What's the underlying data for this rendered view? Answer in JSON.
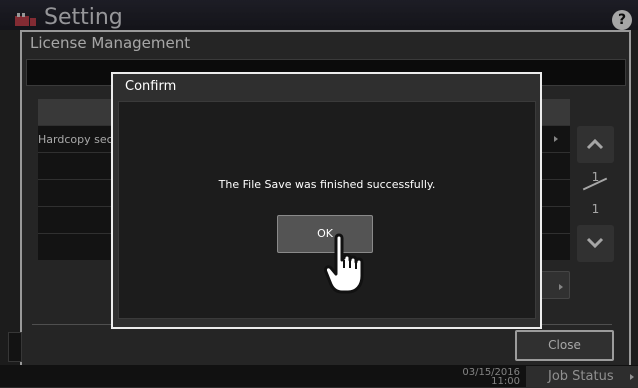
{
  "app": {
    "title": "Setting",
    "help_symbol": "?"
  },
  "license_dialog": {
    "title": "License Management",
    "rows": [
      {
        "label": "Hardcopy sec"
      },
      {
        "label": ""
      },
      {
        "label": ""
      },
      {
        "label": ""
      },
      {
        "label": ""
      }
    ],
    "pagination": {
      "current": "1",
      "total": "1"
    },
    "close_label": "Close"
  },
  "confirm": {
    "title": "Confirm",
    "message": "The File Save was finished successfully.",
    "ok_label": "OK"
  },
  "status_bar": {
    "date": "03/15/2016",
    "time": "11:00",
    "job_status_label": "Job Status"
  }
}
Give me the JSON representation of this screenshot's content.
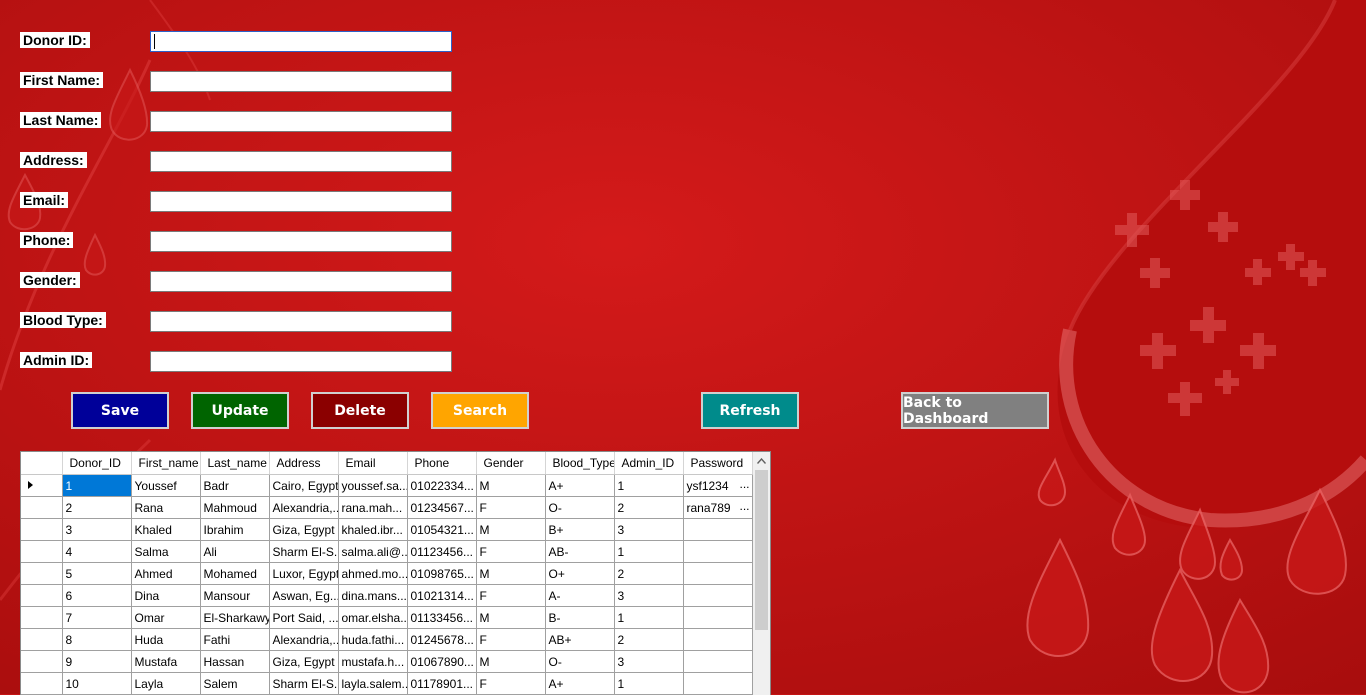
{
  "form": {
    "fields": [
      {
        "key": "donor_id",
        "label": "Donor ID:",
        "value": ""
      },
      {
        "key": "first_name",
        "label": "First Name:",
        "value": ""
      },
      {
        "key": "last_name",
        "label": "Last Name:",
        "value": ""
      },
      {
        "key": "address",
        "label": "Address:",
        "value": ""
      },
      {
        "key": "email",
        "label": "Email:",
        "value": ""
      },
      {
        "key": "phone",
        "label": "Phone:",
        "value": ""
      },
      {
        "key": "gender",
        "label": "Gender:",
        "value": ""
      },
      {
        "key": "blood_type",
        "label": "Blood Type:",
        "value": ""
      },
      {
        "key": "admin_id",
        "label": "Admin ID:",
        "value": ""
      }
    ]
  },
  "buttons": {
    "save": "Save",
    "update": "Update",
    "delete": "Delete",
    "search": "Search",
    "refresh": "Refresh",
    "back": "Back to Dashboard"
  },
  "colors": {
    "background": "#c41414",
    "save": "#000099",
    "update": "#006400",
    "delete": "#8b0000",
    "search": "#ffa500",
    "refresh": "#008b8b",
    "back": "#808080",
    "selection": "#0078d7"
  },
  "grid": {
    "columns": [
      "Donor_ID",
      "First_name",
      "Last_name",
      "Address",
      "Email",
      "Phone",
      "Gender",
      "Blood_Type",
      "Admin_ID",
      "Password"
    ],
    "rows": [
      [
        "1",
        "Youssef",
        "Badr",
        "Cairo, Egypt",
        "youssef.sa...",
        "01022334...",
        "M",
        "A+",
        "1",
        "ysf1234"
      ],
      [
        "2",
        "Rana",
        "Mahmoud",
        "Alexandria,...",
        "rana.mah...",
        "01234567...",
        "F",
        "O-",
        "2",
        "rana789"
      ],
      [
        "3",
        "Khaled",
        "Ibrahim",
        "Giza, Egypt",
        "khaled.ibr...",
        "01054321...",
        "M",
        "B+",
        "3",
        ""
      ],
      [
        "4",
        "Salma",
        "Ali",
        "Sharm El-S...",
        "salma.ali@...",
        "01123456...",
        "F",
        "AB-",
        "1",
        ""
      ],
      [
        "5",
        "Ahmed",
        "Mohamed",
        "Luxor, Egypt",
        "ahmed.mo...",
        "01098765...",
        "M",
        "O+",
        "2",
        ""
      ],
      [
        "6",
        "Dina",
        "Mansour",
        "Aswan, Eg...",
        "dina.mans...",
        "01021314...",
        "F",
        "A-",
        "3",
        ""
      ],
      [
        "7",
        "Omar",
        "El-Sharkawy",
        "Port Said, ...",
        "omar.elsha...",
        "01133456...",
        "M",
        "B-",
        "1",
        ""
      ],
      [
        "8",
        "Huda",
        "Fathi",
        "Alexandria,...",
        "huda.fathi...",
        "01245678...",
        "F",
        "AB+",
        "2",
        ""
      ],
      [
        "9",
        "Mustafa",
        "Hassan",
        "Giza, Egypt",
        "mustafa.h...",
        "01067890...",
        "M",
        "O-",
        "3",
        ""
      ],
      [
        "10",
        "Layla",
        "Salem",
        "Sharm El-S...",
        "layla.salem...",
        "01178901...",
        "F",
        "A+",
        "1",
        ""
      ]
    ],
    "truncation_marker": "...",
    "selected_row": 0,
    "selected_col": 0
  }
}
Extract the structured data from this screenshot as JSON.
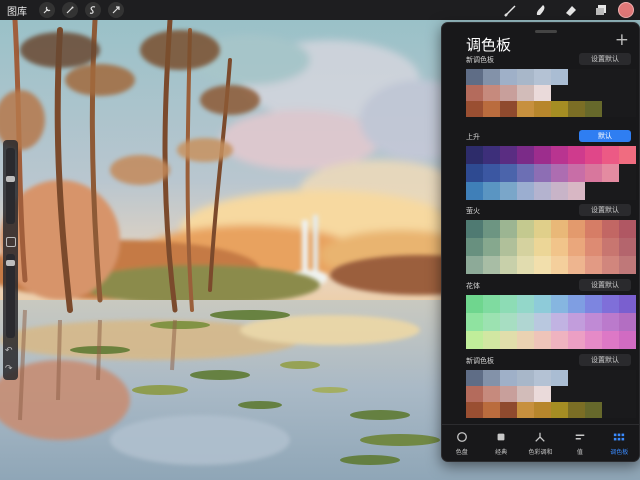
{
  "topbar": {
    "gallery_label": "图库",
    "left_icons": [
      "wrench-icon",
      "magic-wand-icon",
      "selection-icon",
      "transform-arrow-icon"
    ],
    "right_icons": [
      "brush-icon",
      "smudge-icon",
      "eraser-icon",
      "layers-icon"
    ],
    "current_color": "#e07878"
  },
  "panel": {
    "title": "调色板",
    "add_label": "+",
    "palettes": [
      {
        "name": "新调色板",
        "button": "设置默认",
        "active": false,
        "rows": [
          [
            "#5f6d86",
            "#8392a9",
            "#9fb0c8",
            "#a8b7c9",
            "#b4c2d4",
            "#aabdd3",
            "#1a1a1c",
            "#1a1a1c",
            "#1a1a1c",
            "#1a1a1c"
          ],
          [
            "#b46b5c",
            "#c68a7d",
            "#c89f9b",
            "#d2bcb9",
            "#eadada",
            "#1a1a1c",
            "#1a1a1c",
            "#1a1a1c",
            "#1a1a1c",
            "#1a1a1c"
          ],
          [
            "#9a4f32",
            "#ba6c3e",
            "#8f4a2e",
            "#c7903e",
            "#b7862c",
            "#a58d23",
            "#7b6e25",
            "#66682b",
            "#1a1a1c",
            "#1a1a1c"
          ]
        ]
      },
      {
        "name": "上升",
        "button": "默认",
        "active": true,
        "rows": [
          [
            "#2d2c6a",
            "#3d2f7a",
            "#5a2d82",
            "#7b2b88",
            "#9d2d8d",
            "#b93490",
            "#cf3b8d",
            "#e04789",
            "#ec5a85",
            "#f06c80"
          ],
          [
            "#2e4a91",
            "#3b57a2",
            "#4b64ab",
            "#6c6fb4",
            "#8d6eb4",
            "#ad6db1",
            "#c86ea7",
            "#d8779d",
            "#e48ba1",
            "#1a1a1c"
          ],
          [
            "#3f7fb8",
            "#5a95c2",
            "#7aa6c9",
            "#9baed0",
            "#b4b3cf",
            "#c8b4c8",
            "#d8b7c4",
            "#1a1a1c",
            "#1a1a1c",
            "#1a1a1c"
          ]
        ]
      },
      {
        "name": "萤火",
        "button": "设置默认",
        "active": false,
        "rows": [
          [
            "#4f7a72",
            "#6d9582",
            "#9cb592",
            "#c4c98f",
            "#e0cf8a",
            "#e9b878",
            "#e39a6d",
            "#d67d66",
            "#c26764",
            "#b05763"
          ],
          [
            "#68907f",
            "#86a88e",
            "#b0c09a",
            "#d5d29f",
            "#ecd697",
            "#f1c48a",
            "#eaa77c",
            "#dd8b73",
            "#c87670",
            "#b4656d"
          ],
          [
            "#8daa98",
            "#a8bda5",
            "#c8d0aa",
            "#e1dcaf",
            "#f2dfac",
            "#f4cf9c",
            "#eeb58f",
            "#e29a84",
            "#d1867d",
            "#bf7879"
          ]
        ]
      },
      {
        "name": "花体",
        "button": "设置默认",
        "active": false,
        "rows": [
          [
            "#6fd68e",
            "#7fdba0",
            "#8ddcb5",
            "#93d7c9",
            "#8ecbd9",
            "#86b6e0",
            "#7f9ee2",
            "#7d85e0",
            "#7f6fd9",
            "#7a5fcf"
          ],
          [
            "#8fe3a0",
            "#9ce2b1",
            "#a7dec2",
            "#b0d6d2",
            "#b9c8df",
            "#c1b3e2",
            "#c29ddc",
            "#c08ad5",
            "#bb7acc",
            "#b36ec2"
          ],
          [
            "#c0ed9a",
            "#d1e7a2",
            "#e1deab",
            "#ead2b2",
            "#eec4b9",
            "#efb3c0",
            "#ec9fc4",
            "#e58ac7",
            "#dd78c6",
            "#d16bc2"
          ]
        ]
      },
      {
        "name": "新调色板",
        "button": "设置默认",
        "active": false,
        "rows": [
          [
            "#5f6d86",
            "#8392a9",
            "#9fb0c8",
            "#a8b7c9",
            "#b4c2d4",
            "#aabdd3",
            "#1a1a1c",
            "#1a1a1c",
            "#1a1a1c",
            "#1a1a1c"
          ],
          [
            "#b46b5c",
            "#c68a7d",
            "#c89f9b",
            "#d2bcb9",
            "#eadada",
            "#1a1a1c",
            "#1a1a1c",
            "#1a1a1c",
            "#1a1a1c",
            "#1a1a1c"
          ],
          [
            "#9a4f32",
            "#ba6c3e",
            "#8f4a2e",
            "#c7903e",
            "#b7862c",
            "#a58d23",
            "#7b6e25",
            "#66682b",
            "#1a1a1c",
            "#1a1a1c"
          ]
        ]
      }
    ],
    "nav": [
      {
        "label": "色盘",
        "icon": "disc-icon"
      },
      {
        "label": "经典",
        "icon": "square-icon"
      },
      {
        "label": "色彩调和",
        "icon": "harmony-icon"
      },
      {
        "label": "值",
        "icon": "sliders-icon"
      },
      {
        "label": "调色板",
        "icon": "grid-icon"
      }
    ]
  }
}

=====

• GIVEN EXERCISE:
The word "data" may occur in lines of the records. Report how many such lines there are, giving only the number.

• FULL RESPONSE:
2